• [THE PROBLEM]
Return the whole listing, line for line, without the pictures in it.

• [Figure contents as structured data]
>> BEGIN

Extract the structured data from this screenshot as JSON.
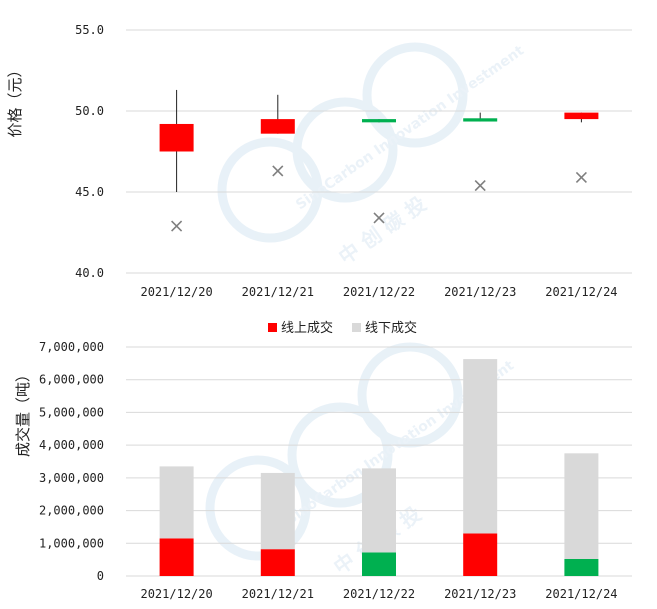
{
  "watermark": {
    "brand_text": "SinoCarbon Innovation Investment",
    "cn_text": "中  创  碳  投",
    "color": "#cfe0ee"
  },
  "colors": {
    "up": "#ff0000",
    "down": "#00b050",
    "offline": "#d9d9d9",
    "mark": "#7f7f7f",
    "grid": "#d9d9d9"
  },
  "chart_data": [
    {
      "type": "candlestick",
      "title": "",
      "ylabel": "价格（元）",
      "ylim": [
        40,
        55
      ],
      "yticks": [
        "40.0",
        "45.0",
        "50.0",
        "55.0"
      ],
      "categories": [
        "2021/12/20",
        "2021/12/21",
        "2021/12/22",
        "2021/12/23",
        "2021/12/24"
      ],
      "open": [
        47.5,
        48.6,
        49.5,
        49.55,
        49.5
      ],
      "close": [
        49.2,
        49.5,
        49.3,
        49.35,
        49.9
      ],
      "high": [
        51.3,
        51.0,
        49.5,
        49.9,
        49.9
      ],
      "low": [
        45.0,
        48.6,
        49.3,
        49.35,
        49.3
      ],
      "x_marker": [
        42.9,
        46.3,
        43.4,
        45.4,
        45.9
      ],
      "grid": true
    },
    {
      "type": "bar",
      "stacked": true,
      "title": "",
      "ylabel": "成交量（吨）",
      "ylim": [
        0,
        7000000
      ],
      "yticks": [
        "0",
        "1,000,000",
        "2,000,000",
        "3,000,000",
        "4,000,000",
        "5,000,000",
        "6,000,000",
        "7,000,000"
      ],
      "legend_position": "top",
      "categories": [
        "2021/12/20",
        "2021/12/21",
        "2021/12/22",
        "2021/12/23",
        "2021/12/24"
      ],
      "series": [
        {
          "name": "线上成交",
          "values": [
            1150000,
            820000,
            720000,
            1300000,
            520000
          ],
          "bar_colors": [
            "#ff0000",
            "#ff0000",
            "#00b050",
            "#ff0000",
            "#00b050"
          ]
        },
        {
          "name": "线下成交",
          "values": [
            2200000,
            2330000,
            2570000,
            5330000,
            3230000
          ],
          "bar_colors": [
            "#d9d9d9",
            "#d9d9d9",
            "#d9d9d9",
            "#d9d9d9",
            "#d9d9d9"
          ]
        }
      ],
      "legend_swatches": [
        "#ff0000",
        "#d9d9d9"
      ],
      "grid": true
    }
  ]
}
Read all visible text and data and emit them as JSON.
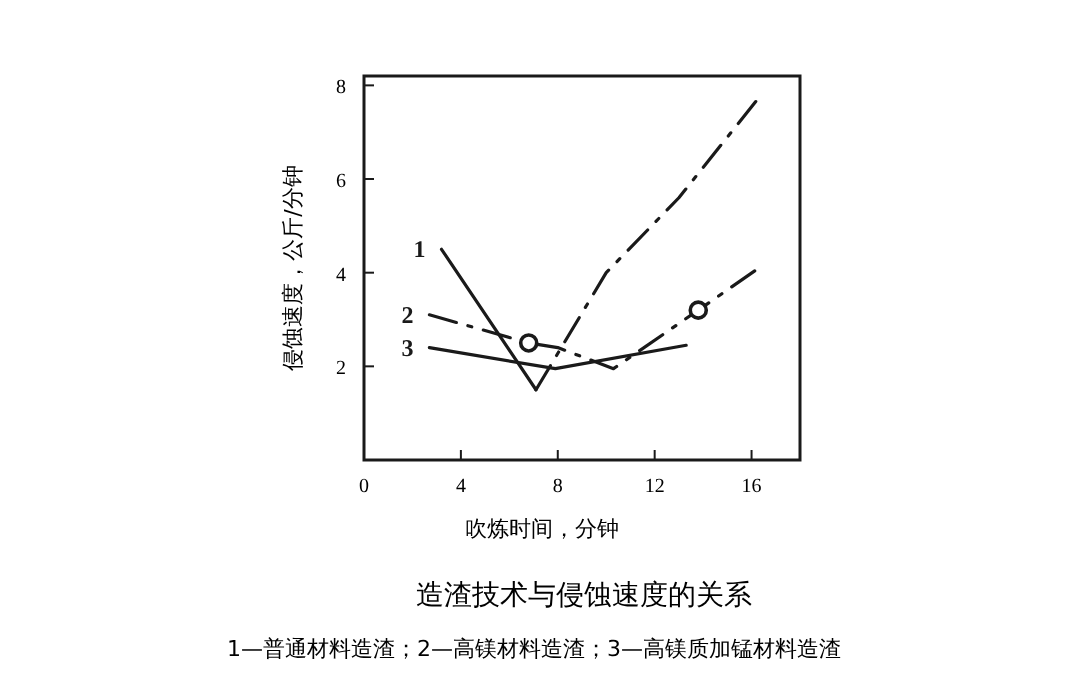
{
  "chart_data": {
    "type": "line",
    "title": "造渣技术与侵蚀速度的关系",
    "xlabel": "吹炼时间，分钟",
    "ylabel": "侵蚀速度，公斤/分钟",
    "annotations": [
      "1—普通材料造渣；2—高镁材料造渣；3—高镁质加锰材料造渣"
    ],
    "xlim": [
      0,
      18
    ],
    "ylim": [
      0,
      8.2
    ],
    "xticks": [
      0,
      4,
      8,
      12,
      16
    ],
    "yticks": [
      2,
      4,
      6,
      8
    ],
    "grid": false,
    "color": "#1a1a1a",
    "series": [
      {
        "name": "1",
        "line_style": "solid",
        "x": [
          3.2,
          7.1
        ],
        "values": [
          4.5,
          1.5
        ]
      },
      {
        "line_style": "dashed",
        "x": [
          7.1,
          10,
          13,
          16.4
        ],
        "values": [
          1.5,
          4,
          5.6,
          7.8
        ]
      },
      {
        "name": "2",
        "line_style": "dashed",
        "x": [
          2.7,
          6.8,
          8,
          10.3,
          13.8,
          16.3
        ],
        "values": [
          3.1,
          2.5,
          2.4,
          1.95,
          3.2,
          4.1
        ]
      },
      {
        "name": "3",
        "line_style": "solid",
        "x": [
          2.7,
          7.9,
          13.3
        ],
        "values": [
          2.4,
          1.95,
          2.45
        ]
      },
      {
        "type": "scatter",
        "marker": "circle",
        "x": [
          6.8,
          13.8
        ],
        "values": [
          2.5,
          3.2
        ]
      }
    ]
  }
}
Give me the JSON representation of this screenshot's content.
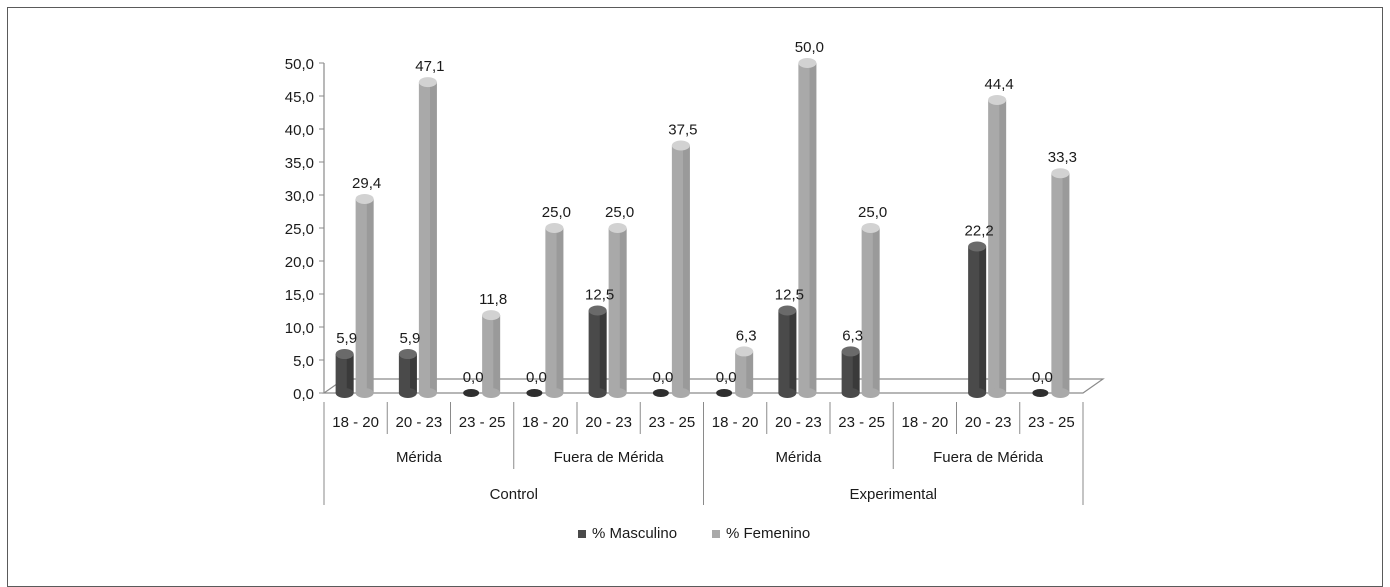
{
  "chart_data": {
    "type": "bar",
    "title": "",
    "xlabel": "",
    "ylabel": "",
    "ylim": [
      0,
      50
    ],
    "y_ticks": [
      "0,0",
      "5,0",
      "10,0",
      "15,0",
      "20,0",
      "25,0",
      "30,0",
      "35,0",
      "40,0",
      "45,0",
      "50,0"
    ],
    "categories": [
      "18 - 20",
      "20 - 23",
      "23 - 25",
      "18 - 20",
      "20 - 23",
      "23 - 25",
      "18 - 20",
      "20 - 23",
      "23 - 25",
      "18 - 20",
      "20 - 23",
      "23 - 25"
    ],
    "category_groups": [
      {
        "label": "Mérida",
        "count": 3
      },
      {
        "label": "Fuera de Mérida",
        "count": 3
      },
      {
        "label": "Mérida",
        "count": 3
      },
      {
        "label": "Fuera de Mérida",
        "count": 3
      }
    ],
    "outer_groups": [
      {
        "label": "Control",
        "count": 6
      },
      {
        "label": "Experimental",
        "count": 6
      }
    ],
    "series": [
      {
        "name": "% Masculino",
        "color": "#4a4a4a",
        "values": [
          5.9,
          5.9,
          0.0,
          0.0,
          12.5,
          0.0,
          0.0,
          12.5,
          6.3,
          null,
          22.2,
          0.0
        ],
        "labels": [
          "5,9",
          "5,9",
          "0,0",
          "0,0",
          "12,5",
          "0,0",
          "0,0",
          "12,5",
          "6,3",
          "",
          "22,2",
          "0,0"
        ]
      },
      {
        "name": "% Femenino",
        "color": "#a9a9a9",
        "values": [
          29.4,
          47.1,
          11.8,
          25.0,
          25.0,
          37.5,
          6.3,
          50.0,
          25.0,
          null,
          44.4,
          33.3
        ],
        "labels": [
          "29,4",
          "47,1",
          "11,8",
          "25,0",
          "25,0",
          "37,5",
          "6,3",
          "50,0",
          "25,0",
          "",
          "44,4",
          "33,3"
        ]
      }
    ],
    "legend_position": "bottom",
    "grid": false
  }
}
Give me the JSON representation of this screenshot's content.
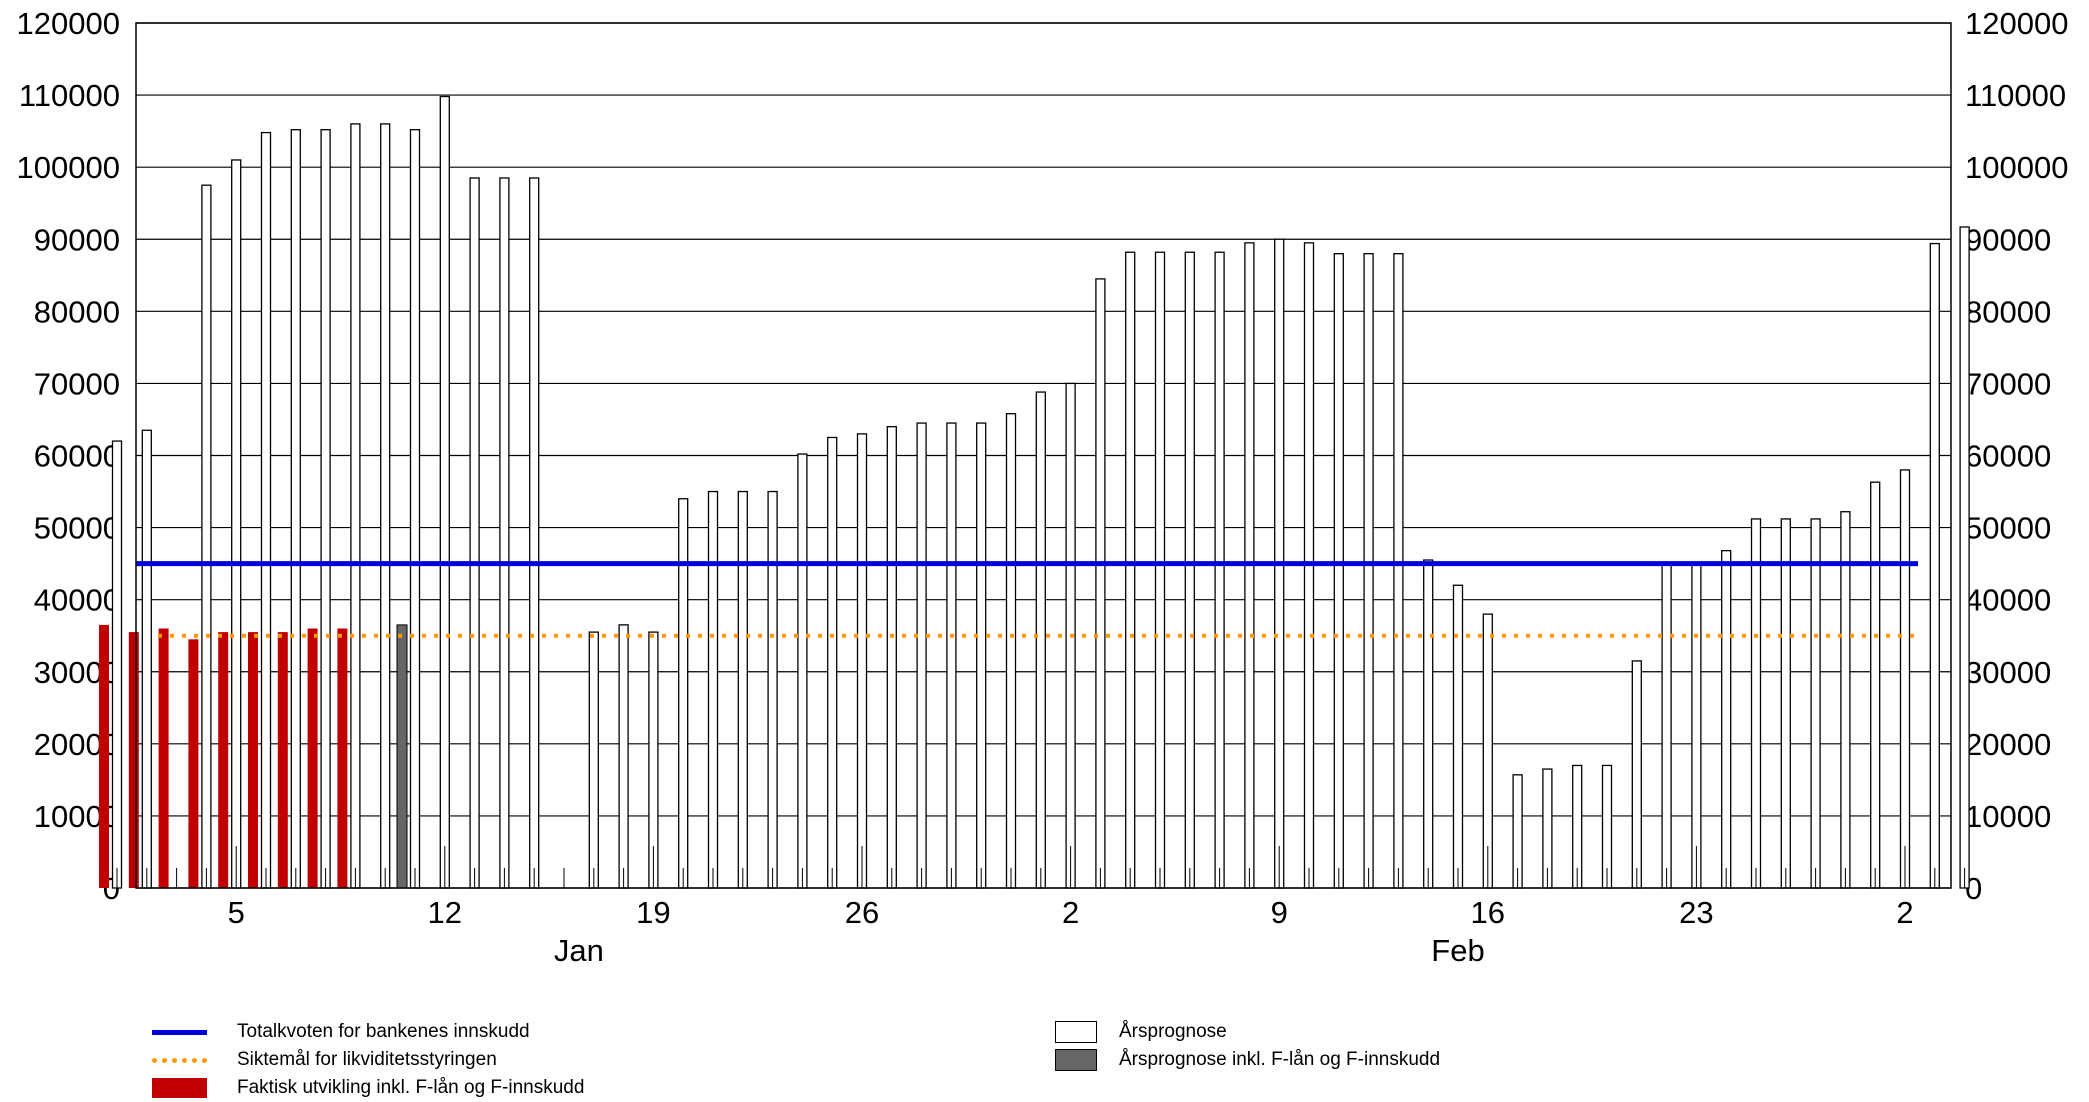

>> END

• [TASK RESPONSE]
Extract the structured data from this screenshot as JSON.
{
  "watermark": {
    "brand_text": "SinoCarbon Innovation Investment",
    "cn_text": "中  创  碳  投",
    "color": "#cfe0ee"
  },
  "colors": {
    "up": "#ff0000",
    "down": "#00b050",
    "offline": "#d9d9d9",
    "mark": "#7f7f7f",
    "grid": "#d9d9d9"
  },
  "chart_data": [
    {
      "type": "candlestick",
      "title": "",
      "ylabel": "价格（元）",
      "ylim": [
        40,
        55
      ],
      "yticks": [
        "40.0",
        "45.0",
        "50.0",
        "55.0"
      ],
      "categories": [
        "2021/12/20",
        "2021/12/21",
        "2021/12/22",
        "2021/12/23",
        "2021/12/24"
      ],
      "open": [
        47.5,
        48.6,
        49.5,
        49.55,
        49.5
      ],
      "close": [
        49.2,
        49.5,
        49.3,
        49.35,
        49.9
      ],
      "high": [
        51.3,
        51.0,
        49.5,
        49.9,
        49.9
      ],
      "low": [
        45.0,
        48.6,
        49.3,
        49.35,
        49.3
      ],
      "x_marker": [
        42.9,
        46.3,
        43.4,
        45.4,
        45.9
      ],
      "grid": true
    },
    {
      "type": "bar",
      "stacked": true,
      "title": "",
      "ylabel": "成交量（吨）",
      "ylim": [
        0,
        7000000
      ],
      "yticks": [
        "0",
        "1,000,000",
        "2,000,000",
        "3,000,000",
        "4,000,000",
        "5,000,000",
        "6,000,000",
        "7,000,000"
      ],
      "legend_position": "top",
      "categories": [
        "2021/12/20",
        "2021/12/21",
        "2021/12/22",
        "2021/12/23",
        "2021/12/24"
      ],
      "series": [
        {
          "name": "线上成交",
          "values": [
            1150000,
            820000,
            720000,
            1300000,
            520000
          ],
          "bar_colors": [
            "#ff0000",
            "#ff0000",
            "#00b050",
            "#ff0000",
            "#00b050"
          ]
        },
        {
          "name": "线下成交",
          "values": [
            2200000,
            2330000,
            2570000,
            5330000,
            3230000
          ],
          "bar_colors": [
            "#d9d9d9",
            "#d9d9d9",
            "#d9d9d9",
            "#d9d9d9",
            "#d9d9d9"
          ]
        }
      ],
      "legend_swatches": [
        "#ff0000",
        "#d9d9d9"
      ],
      "grid": true
    }
  ]
}
Read all visible text and data and emit them as JSON.
{
  "chart_data": {
    "type": "line",
    "title": "造渣技术与侵蚀速度的关系",
    "xlabel": "吹炼时间，分钟",
    "ylabel": "侵蚀速度，公斤/分钟",
    "annotations": [
      "1—普通材料造渣；2—高镁材料造渣；3—高镁质加锰材料造渣"
    ],
    "xlim": [
      0,
      18
    ],
    "ylim": [
      0,
      8.2
    ],
    "xticks": [
      0,
      4,
      8,
      12,
      16
    ],
    "yticks": [
      2,
      4,
      6,
      8
    ],
    "grid": false,
    "color": "#1a1a1a",
    "series": [
      {
        "name": "1",
        "line_style": "solid",
        "x": [
          3.2,
          7.1
        ],
        "values": [
          4.5,
          1.5
        ]
      },
      {
        "line_style": "dashed",
        "x": [
          7.1,
          10,
          13,
          16.4
        ],
        "values": [
          1.5,
          4,
          5.6,
          7.8
        ]
      },
      {
        "name": "2",
        "line_style": "dashed",
        "x": [
          2.7,
          6.8,
          8,
          10.3,
          13.8,
          16.3
        ],
        "values": [
          3.1,
          2.5,
          2.4,
          1.95,
          3.2,
          4.1
        ]
      },
      {
        "name": "3",
        "line_style": "solid",
        "x": [
          2.7,
          7.9,
          13.3
        ],
        "values": [
          2.4,
          1.95,
          2.45
        ]
      },
      {
        "type": "scatter",
        "marker": "circle",
        "x": [
          6.8,
          13.8
        ],
        "values": [
          2.5,
          3.2
        ]
      }
    ]
  }
}
Give me the JSON representation of this screenshot's content.
{
  "chart_data": {
    "type": "bar",
    "title": "",
    "xlabel": "",
    "ylabel": "",
    "ylim": [
      0,
      50
    ],
    "y_ticks": [
      "0,0",
      "5,0",
      "10,0",
      "15,0",
      "20,0",
      "25,0",
      "30,0",
      "35,0",
      "40,0",
      "45,0",
      "50,0"
    ],
    "categories": [
      "18 - 20",
      "20 - 23",
      "23 - 25",
      "18 - 20",
      "20 - 23",
      "23 - 25",
      "18 - 20",
      "20 - 23",
      "23 - 25",
      "18 - 20",
      "20 - 23",
      "23 - 25"
    ],
    "category_groups": [
      {
        "label": "Mérida",
        "count": 3
      },
      {
        "label": "Fuera de Mérida",
        "count": 3
      },
      {
        "label": "Mérida",
        "count": 3
      },
      {
        "label": "Fuera de Mérida",
        "count": 3
      }
    ],
    "outer_groups": [
      {
        "label": "Control",
        "count": 6
      },
      {
        "label": "Experimental",
        "count": 6
      }
    ],
    "series": [
      {
        "name": "% Masculino",
        "color": "#4a4a4a",
        "values": [
          5.9,
          5.9,
          0.0,
          0.0,
          12.5,
          0.0,
          0.0,
          12.5,
          6.3,
          null,
          22.2,
          0.0
        ],
        "labels": [
          "5,9",
          "5,9",
          "0,0",
          "0,0",
          "12,5",
          "0,0",
          "0,0",
          "12,5",
          "6,3",
          "",
          "22,2",
          "0,0"
        ]
      },
      {
        "name": "% Femenino",
        "color": "#a9a9a9",
        "values": [
          29.4,
          47.1,
          11.8,
          25.0,
          25.0,
          37.5,
          6.3,
          50.0,
          25.0,
          null,
          44.4,
          33.3
        ],
        "labels": [
          "29,4",
          "47,1",
          "11,8",
          "25,0",
          "25,0",
          "37,5",
          "6,3",
          "50,0",
          "25,0",
          "",
          "44,4",
          "33,3"
        ]
      }
    ],
    "legend_position": "bottom",
    "grid": false
  }
}
Give me the JSON representation of this screenshot's content.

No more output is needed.